start EXERCISE DATA

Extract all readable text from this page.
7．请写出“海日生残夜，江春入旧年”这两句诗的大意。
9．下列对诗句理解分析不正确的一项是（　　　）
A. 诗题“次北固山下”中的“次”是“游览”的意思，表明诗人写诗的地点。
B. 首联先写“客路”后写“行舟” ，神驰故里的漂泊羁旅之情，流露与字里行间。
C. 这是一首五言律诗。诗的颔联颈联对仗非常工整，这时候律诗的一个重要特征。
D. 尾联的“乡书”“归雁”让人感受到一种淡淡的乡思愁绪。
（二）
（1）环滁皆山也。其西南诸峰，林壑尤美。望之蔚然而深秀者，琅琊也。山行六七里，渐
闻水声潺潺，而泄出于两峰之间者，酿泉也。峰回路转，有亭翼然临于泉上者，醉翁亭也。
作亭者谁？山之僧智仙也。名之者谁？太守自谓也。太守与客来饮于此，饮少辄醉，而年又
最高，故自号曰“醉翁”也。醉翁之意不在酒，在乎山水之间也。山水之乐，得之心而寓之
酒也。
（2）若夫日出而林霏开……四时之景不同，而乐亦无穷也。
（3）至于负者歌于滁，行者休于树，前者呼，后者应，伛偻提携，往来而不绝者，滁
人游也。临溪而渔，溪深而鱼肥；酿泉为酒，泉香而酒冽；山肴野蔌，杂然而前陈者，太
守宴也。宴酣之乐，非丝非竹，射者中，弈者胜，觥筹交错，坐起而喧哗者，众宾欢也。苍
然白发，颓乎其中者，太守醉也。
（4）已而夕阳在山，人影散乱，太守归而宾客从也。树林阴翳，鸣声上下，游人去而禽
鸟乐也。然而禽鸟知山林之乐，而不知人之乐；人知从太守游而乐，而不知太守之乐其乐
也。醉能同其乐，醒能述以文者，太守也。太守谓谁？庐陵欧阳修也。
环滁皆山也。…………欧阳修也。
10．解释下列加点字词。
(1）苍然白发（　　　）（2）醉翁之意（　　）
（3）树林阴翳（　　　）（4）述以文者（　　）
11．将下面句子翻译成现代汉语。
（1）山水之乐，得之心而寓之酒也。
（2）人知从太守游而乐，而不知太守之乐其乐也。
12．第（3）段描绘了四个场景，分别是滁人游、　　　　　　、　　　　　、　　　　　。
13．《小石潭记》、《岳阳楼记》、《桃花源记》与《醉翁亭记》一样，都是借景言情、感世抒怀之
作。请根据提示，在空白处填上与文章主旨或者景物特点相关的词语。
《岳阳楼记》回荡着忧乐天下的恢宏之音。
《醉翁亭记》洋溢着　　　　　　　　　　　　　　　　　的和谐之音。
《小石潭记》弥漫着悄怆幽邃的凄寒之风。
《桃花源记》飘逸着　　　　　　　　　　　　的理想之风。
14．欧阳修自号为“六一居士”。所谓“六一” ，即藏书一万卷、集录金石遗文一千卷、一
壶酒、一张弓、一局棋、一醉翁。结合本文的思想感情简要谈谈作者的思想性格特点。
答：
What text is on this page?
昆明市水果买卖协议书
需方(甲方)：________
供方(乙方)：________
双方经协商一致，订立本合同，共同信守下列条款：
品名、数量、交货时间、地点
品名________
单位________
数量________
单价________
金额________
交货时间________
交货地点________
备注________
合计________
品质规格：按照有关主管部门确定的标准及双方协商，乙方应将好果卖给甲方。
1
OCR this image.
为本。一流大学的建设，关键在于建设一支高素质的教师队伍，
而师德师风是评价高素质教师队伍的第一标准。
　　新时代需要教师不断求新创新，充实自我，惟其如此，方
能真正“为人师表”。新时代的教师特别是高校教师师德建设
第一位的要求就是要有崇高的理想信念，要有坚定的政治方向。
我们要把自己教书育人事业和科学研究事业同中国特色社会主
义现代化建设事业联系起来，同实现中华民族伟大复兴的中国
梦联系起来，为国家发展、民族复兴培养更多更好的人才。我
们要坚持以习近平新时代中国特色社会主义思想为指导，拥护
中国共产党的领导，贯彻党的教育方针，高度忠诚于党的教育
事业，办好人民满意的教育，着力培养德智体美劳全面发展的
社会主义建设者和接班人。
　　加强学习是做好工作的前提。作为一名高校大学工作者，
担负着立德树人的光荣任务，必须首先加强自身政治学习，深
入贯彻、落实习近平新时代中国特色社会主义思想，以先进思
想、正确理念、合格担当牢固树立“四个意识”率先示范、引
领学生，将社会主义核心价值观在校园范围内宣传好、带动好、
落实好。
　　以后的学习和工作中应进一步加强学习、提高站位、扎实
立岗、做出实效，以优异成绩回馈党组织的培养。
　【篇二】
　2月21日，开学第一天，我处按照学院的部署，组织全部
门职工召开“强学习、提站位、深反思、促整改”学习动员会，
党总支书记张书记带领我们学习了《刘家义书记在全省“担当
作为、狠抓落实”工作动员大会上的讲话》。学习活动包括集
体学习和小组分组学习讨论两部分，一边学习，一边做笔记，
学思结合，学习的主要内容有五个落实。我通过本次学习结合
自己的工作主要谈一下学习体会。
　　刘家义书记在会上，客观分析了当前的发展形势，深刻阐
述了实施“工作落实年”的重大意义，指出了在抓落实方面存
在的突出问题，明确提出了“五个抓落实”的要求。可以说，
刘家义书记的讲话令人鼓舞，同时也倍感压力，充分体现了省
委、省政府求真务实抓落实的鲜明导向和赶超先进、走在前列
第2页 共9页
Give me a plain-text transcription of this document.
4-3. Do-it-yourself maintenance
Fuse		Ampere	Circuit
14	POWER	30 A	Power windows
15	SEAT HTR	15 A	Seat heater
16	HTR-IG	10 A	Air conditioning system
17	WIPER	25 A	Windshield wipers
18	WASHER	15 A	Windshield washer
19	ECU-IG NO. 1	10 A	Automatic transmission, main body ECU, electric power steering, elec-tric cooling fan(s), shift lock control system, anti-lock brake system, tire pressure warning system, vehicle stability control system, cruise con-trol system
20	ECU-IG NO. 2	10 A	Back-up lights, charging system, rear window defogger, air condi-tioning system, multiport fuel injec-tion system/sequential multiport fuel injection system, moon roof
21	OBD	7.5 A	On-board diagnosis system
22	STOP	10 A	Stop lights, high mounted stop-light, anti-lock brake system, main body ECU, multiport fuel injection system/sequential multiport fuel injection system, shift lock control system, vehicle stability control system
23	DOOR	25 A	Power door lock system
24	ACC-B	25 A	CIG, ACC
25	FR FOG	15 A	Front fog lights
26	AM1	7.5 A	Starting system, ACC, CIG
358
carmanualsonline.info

end EXERCISE DATA

Which lines contain "桃花源记"? Copy each of them out.

TASK RESULT:
13．《小石潭记》、《岳阳楼记》、《桃花源记》与《醉翁亭记》一样，都是借景言情、感世抒怀之
《桃花源记》飘逸着　　　　　　　　　　　　的理想之风。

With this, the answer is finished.